> _TASK_
Convert every line of the records below into a Markdown table with two columns, Index and Entry, where Index numbers each line in order and Entry holds the line. Omit blank lines.

> _RECORDS SHOWN_
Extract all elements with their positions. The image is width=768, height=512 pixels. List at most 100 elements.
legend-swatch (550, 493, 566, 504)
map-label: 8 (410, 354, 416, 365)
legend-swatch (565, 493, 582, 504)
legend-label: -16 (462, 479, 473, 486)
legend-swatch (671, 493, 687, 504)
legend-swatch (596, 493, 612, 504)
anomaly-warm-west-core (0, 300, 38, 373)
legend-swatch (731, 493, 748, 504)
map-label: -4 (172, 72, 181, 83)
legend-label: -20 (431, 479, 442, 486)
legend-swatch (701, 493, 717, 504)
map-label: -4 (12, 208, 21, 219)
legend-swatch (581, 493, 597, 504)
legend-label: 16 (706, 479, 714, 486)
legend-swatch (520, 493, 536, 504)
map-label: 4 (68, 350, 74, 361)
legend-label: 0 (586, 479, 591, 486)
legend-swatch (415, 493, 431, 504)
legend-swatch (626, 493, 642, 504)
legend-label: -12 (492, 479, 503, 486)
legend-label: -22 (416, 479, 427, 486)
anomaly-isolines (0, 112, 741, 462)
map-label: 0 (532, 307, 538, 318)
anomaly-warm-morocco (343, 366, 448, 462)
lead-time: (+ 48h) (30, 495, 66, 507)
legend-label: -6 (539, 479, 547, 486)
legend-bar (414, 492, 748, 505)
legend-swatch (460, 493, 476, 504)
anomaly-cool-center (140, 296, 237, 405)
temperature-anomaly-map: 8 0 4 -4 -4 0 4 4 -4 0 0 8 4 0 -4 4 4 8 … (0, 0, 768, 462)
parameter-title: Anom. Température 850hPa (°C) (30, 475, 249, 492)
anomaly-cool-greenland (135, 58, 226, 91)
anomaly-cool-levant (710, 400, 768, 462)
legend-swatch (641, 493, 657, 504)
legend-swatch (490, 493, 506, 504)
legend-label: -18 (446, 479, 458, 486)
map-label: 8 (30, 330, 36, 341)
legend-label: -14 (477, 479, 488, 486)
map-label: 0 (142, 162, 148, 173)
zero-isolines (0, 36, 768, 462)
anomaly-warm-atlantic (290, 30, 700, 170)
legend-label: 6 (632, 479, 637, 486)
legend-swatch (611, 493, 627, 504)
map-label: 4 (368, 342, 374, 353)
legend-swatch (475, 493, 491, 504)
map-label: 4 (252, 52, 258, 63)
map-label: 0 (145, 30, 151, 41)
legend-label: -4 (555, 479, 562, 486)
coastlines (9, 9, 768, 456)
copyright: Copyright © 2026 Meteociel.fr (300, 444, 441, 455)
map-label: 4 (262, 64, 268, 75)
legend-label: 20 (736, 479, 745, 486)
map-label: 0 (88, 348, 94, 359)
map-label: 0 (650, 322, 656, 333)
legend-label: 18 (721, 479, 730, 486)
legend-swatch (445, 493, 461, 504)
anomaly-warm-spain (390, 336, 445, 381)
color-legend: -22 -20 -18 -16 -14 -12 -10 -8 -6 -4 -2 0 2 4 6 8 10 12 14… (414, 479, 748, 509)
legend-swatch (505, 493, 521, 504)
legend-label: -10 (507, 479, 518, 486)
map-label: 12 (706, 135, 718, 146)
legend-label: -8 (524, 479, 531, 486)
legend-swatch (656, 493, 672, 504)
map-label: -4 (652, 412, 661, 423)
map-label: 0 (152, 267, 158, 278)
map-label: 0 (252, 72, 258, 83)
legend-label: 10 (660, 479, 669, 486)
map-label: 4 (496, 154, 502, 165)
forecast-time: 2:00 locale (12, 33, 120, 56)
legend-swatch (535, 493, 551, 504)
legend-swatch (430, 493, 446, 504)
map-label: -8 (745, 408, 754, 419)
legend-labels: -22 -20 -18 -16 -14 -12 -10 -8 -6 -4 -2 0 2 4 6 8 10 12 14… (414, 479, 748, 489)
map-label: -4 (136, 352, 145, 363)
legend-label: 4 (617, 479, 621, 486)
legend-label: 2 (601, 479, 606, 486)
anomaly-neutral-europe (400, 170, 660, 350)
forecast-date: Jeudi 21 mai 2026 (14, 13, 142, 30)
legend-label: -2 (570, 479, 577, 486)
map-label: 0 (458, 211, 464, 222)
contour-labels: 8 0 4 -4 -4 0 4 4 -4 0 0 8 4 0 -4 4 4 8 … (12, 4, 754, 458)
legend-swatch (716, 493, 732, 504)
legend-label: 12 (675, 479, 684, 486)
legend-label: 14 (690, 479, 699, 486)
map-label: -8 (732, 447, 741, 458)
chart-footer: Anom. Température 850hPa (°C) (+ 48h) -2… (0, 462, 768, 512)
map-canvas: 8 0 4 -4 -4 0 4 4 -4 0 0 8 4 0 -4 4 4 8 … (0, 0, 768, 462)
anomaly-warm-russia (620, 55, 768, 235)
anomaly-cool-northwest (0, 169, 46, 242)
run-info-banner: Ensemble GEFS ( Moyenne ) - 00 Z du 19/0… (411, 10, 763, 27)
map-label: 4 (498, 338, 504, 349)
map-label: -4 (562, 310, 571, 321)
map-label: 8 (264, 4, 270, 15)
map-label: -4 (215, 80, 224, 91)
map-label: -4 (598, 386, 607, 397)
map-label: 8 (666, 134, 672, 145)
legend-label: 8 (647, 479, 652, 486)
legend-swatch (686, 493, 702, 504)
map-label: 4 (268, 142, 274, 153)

> _REPLY TO THE TASK_
| Index | Entry |
|---|---|
| 1 | Extract all elements with their positions. The image is width=768, height=512 pixels. List at most 100 elements. |
| 2 | legend-swatch (550, 493, 566, 504) |
| 3 | map-label: 8 (410, 354, 416, 365) |
| 4 | legend-swatch (565, 493, 582, 504) |
| 5 | legend-label: -16 (462, 479, 473, 486) |
| 6 | legend-swatch (671, 493, 687, 504) |
| 7 | legend-swatch (596, 493, 612, 504) |
| 8 | anomaly-warm-west-core (0, 300, 38, 373) |
| 9 | legend-swatch (731, 493, 748, 504) |
| 10 | map-label: -4 (172, 72, 181, 83) |
| 11 | legend-label: -20 (431, 479, 442, 486) |
| 12 | legend-swatch (701, 493, 717, 504) |
| 13 | map-label: -4 (12, 208, 21, 219) |
| 14 | legend-swatch (581, 493, 597, 504) |
| 15 | legend-label: 16 (706, 479, 714, 486) |
| 16 | legend-swatch (520, 493, 536, 504) |
| 17 | map-label: 4 (68, 350, 74, 361) |
| 18 | legend-label: 0 (586, 479, 591, 486) |
| 19 | legend-swatch (415, 493, 431, 504) |
| 20 | legend-swatch (626, 493, 642, 504) |
| 21 | legend-label: -12 (492, 479, 503, 486) |
| 22 | legend-label: -22 (416, 479, 427, 486) |
| 23 | anomaly-isolines (0, 112, 741, 462) |
| 24 | map-label: 0 (532, 307, 538, 318) |
| 25 | anomaly-warm-morocco (343, 366, 448, 462) |
| 26 | lead-time: (+ 48h) (30, 495, 66, 507) |
| 27 | legend-label: -6 (539, 479, 547, 486) |
| 28 | legend-bar (414, 492, 748, 505) |
| 29 | legend-swatch (460, 493, 476, 504) |
| 30 | anomaly-cool-center (140, 296, 237, 405) |
| 31 | temperature-anomaly-map: 8 0 4 -4 -4 0 4 4 -4 0 0 8 4 0 -4 4 4 8 … (0, 0, 768, 462) |
| 32 | parameter-title: Anom. Température 850hPa (°C) (30, 475, 249, 492) |
| 33 | anomaly-cool-greenland (135, 58, 226, 91) |
| 34 | anomaly-cool-levant (710, 400, 768, 462) |
| 35 | legend-swatch (641, 493, 657, 504) |
| 36 | legend-swatch (490, 493, 506, 504) |
| 37 | legend-label: -18 (446, 479, 458, 486) |
| 38 | map-label: 8 (30, 330, 36, 341) |
| 39 | legend-label: -14 (477, 479, 488, 486) |
| 40 | map-label: 0 (142, 162, 148, 173) |
| 41 | zero-isolines (0, 36, 768, 462) |
| 42 | anomaly-warm-atlantic (290, 30, 700, 170) |
| 43 | legend-label: 6 (632, 479, 637, 486) |
| 44 | legend-swatch (611, 493, 627, 504) |
| 45 | map-label: 4 (368, 342, 374, 353) |
| 46 | legend-swatch (475, 493, 491, 504) |
| 47 | map-label: 4 (252, 52, 258, 63) |
| 48 | map-label: 0 (145, 30, 151, 41) |
| 49 | legend-label: -4 (555, 479, 562, 486) |
| 50 | coastlines (9, 9, 768, 456) |
| 51 | copyright: Copyright © 2026 Meteociel.fr (300, 444, 441, 455) |
| 52 | map-label: 4 (262, 64, 268, 75) |
| 53 | legend-label: 20 (736, 479, 745, 486) |
| 54 | map-label: 0 (88, 348, 94, 359) |
| 55 | map-label: 0 (650, 322, 656, 333) |
| 56 | legend-label: 18 (721, 479, 730, 486) |
| 57 | legend-swatch (445, 493, 461, 504) |
| 58 | anomaly-warm-spain (390, 336, 445, 381) |
| 59 | color-legend: -22 -20 -18 -16 -14 -12 -10 -8 -6 -4 -2 0 2 4 6 8 10 12 14… (414, 479, 748, 509) |
| 60 | legend-swatch (505, 493, 521, 504) |
| 61 | legend-label: -10 (507, 479, 518, 486) |
| 62 | map-label: 12 (706, 135, 718, 146) |
| 63 | legend-label: -8 (524, 479, 531, 486) |
| 64 | legend-swatch (656, 493, 672, 504) |
| 65 | map-label: -4 (652, 412, 661, 423) |
| 66 | map-label: 0 (152, 267, 158, 278) |
| 67 | map-label: 0 (252, 72, 258, 83) |
| 68 | legend-label: 10 (660, 479, 669, 486) |
| 69 | map-label: 4 (496, 154, 502, 165) |
| 70 | forecast-time: 2:00 locale (12, 33, 120, 56) |
| 71 | legend-swatch (535, 493, 551, 504) |
| 72 | legend-swatch (430, 493, 446, 504) |
| 73 | map-label: -8 (745, 408, 754, 419) |
| 74 | legend-labels: -22 -20 -18 -16 -14 -12 -10 -8 -6 -4 -2 0 2 4 6 8 10 12 14… (414, 479, 748, 489) |
| 75 | map-label: -4 (136, 352, 145, 363) |
| 76 | legend-label: 4 (617, 479, 621, 486) |
| 77 | legend-label: 2 (601, 479, 606, 486) |
| 78 | anomaly-neutral-europe (400, 170, 660, 350) |
| 79 | forecast-date: Jeudi 21 mai 2026 (14, 13, 142, 30) |
| 80 | legend-label: -2 (570, 479, 577, 486) |
| 81 | map-label: 0 (458, 211, 464, 222) |
| 82 | contour-labels: 8 0 4 -4 -4 0 4 4 -4 0 0 8 4 0 -4 4 4 8 … (12, 4, 754, 458) |
| 83 | legend-swatch (716, 493, 732, 504) |
| 84 | legend-label: 12 (675, 479, 684, 486) |
| 85 | legend-label: 14 (690, 479, 699, 486) |
| 86 | map-label: -8 (732, 447, 741, 458) |
| 87 | chart-footer: Anom. Température 850hPa (°C) (+ 48h) -2… (0, 462, 768, 512) |
| 88 | map-canvas: 8 0 4 -4 -4 0 4 4 -4 0 0 8 4 0 -4 4 4 8 … (0, 0, 768, 462) |
| 89 | anomaly-warm-russia (620, 55, 768, 235) |
| 90 | anomaly-cool-northwest (0, 169, 46, 242) |
| 91 | run-info-banner: Ensemble GEFS ( Moyenne ) - 00 Z du 19/0… (411, 10, 763, 27) |
| 92 | map-label: 4 (498, 338, 504, 349) |
| 93 | map-label: -4 (562, 310, 571, 321) |
| 94 | map-label: 8 (264, 4, 270, 15) |
| 95 | map-label: -4 (215, 80, 224, 91) |
| 96 | map-label: -4 (598, 386, 607, 397) |
| 97 | map-label: 8 (666, 134, 672, 145) |
| 98 | legend-label: 8 (647, 479, 652, 486) |
| 99 | legend-swatch (686, 493, 702, 504) |
| 100 | map-label: 4 (268, 142, 274, 153) |